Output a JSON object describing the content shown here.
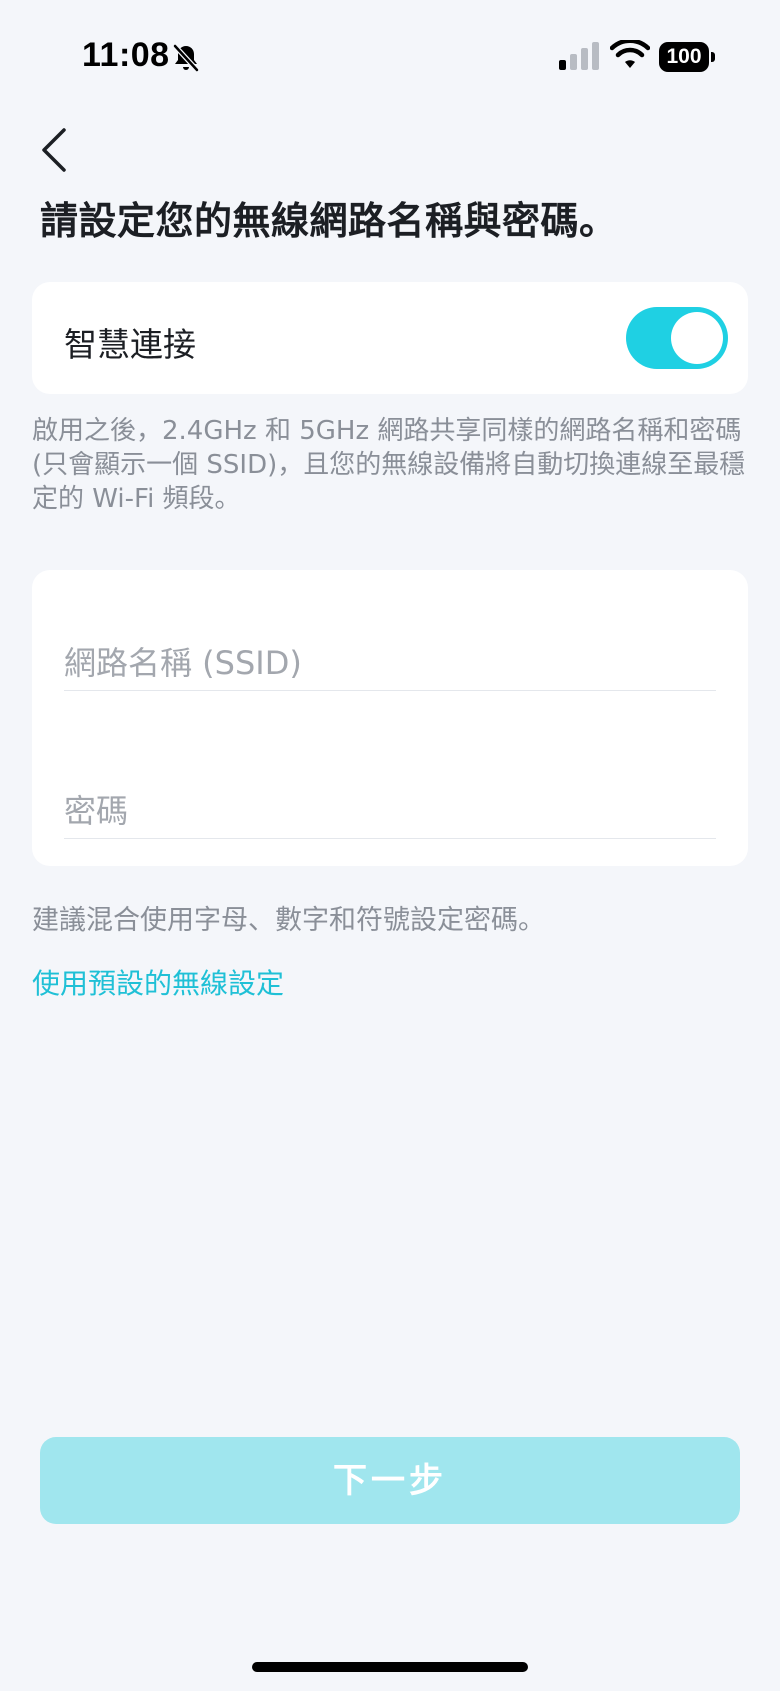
{
  "status_bar": {
    "time": "11:08",
    "battery": "100",
    "icons": [
      "bell-slash-icon",
      "cellular-signal-icon",
      "wifi-icon",
      "battery-icon"
    ]
  },
  "nav": {
    "back_icon": "chevron-left-icon"
  },
  "page": {
    "title": "請設定您的無線網路名稱與密碼。"
  },
  "smart_connect": {
    "label": "智慧連接",
    "enabled": true,
    "description": "啟用之後，2.4GHz 和 5GHz 網路共享同樣的網路名稱和密碼 (只會顯示一個 SSID)，且您的無線設備將自動切換連線至最穩定的 Wi-Fi 頻段。"
  },
  "form": {
    "ssid_placeholder": "網路名稱 (SSID)",
    "ssid_value": "",
    "password_placeholder": "密碼",
    "password_value": ""
  },
  "hint": "建議混合使用字母、數字和符號設定密碼。",
  "default_link": "使用預設的無線設定",
  "next_button": "下一步",
  "colors": {
    "accent": "#1fd0e3",
    "link": "#1fc0d6",
    "button_disabled": "#a0e6ee",
    "background": "#f4f6fa"
  }
}
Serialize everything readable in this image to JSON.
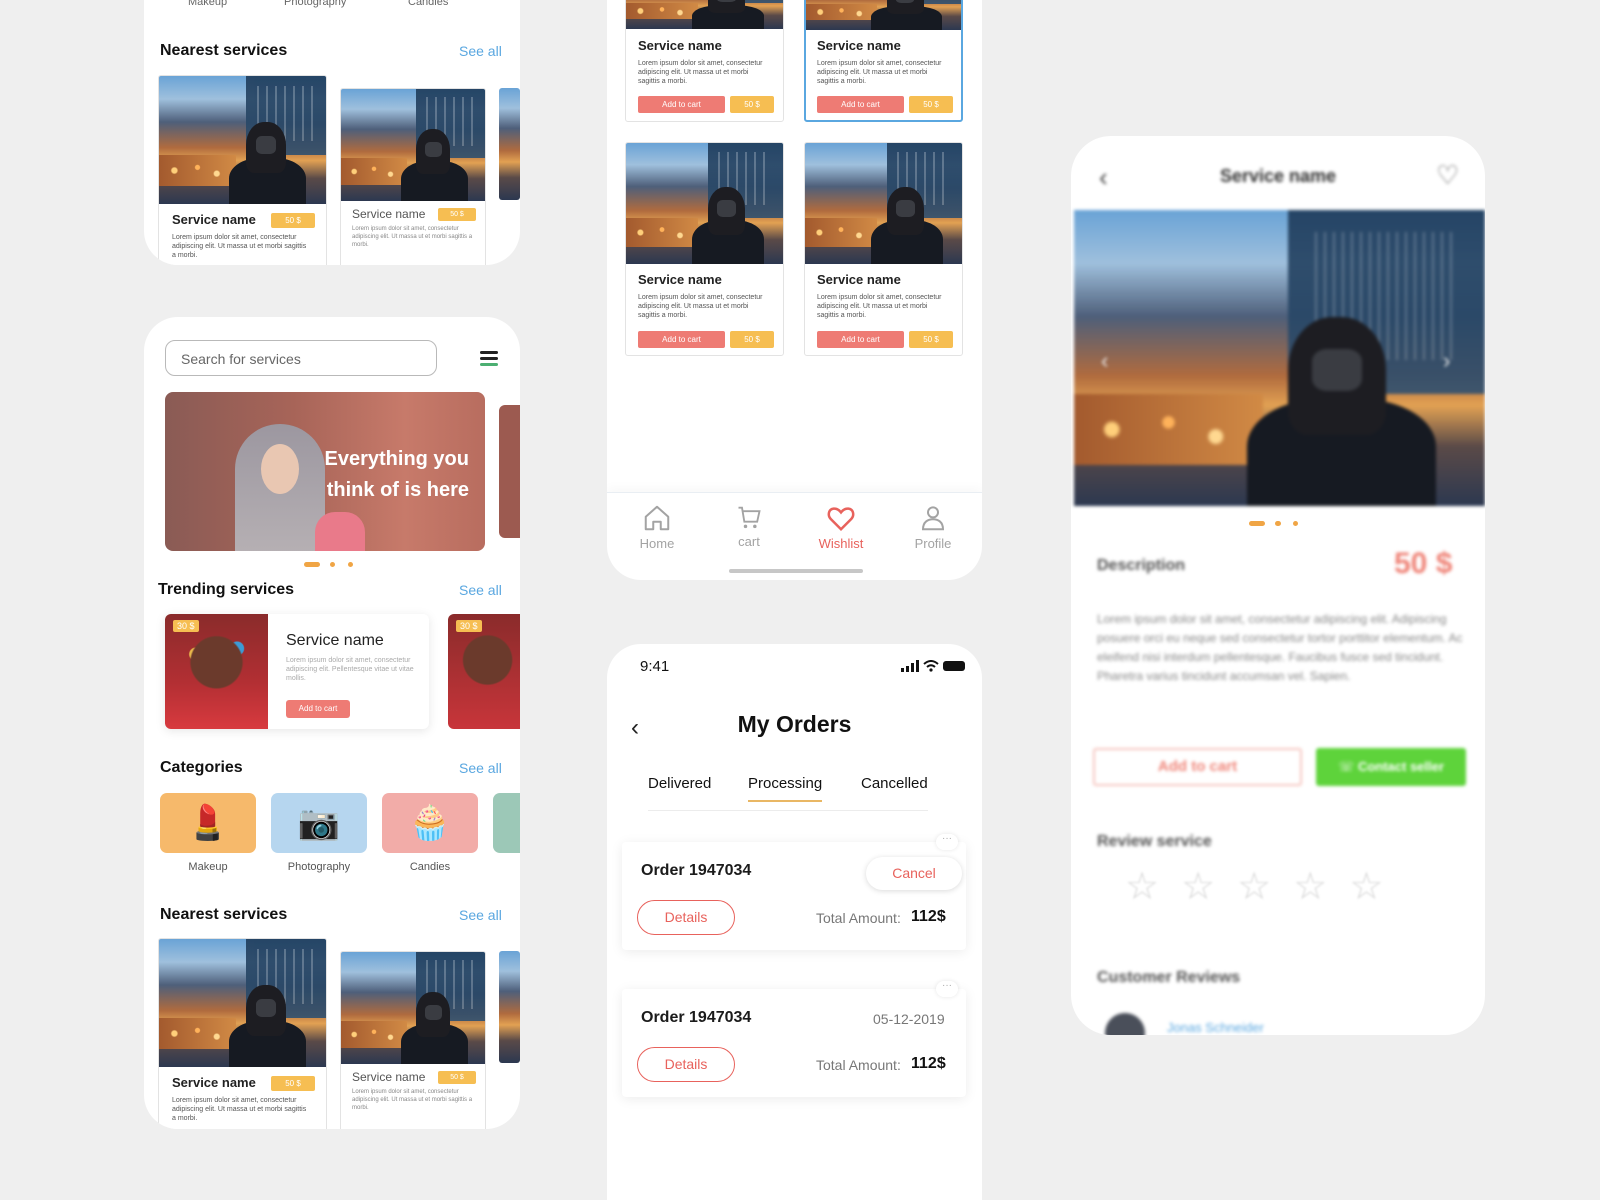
*****
Description of the task: Reproduce every entry exactly, but omit each picture.

Written solution:
Output a JSON object describing the content shown here.
{
  "status_bar": {
    "time": "11:08",
    "battery": "100",
    "icons": [
      "bell-slash-icon",
      "cellular-signal-icon",
      "wifi-icon",
      "battery-icon"
    ]
  },
  "nav": {
    "back_icon": "chevron-left-icon"
  },
  "page": {
    "title": "請設定您的無線網路名稱與密碼。"
  },
  "smart_connect": {
    "label": "智慧連接",
    "enabled": true,
    "description": "啟用之後，2.4GHz 和 5GHz 網路共享同樣的網路名稱和密碼 (只會顯示一個 SSID)，且您的無線設備將自動切換連線至最穩定的 Wi-Fi 頻段。"
  },
  "form": {
    "ssid_placeholder": "網路名稱 (SSID)",
    "ssid_value": "",
    "password_placeholder": "密碼",
    "password_value": ""
  },
  "hint": "建議混合使用字母、數字和符號設定密碼。",
  "default_link": "使用預設的無線設定",
  "next_button": "下一步",
  "colors": {
    "accent": "#1fd0e3",
    "link": "#1fc0d6",
    "button_disabled": "#a0e6ee",
    "background": "#f4f6fa"
  }
}
Serialize everything readable in this image to JSON.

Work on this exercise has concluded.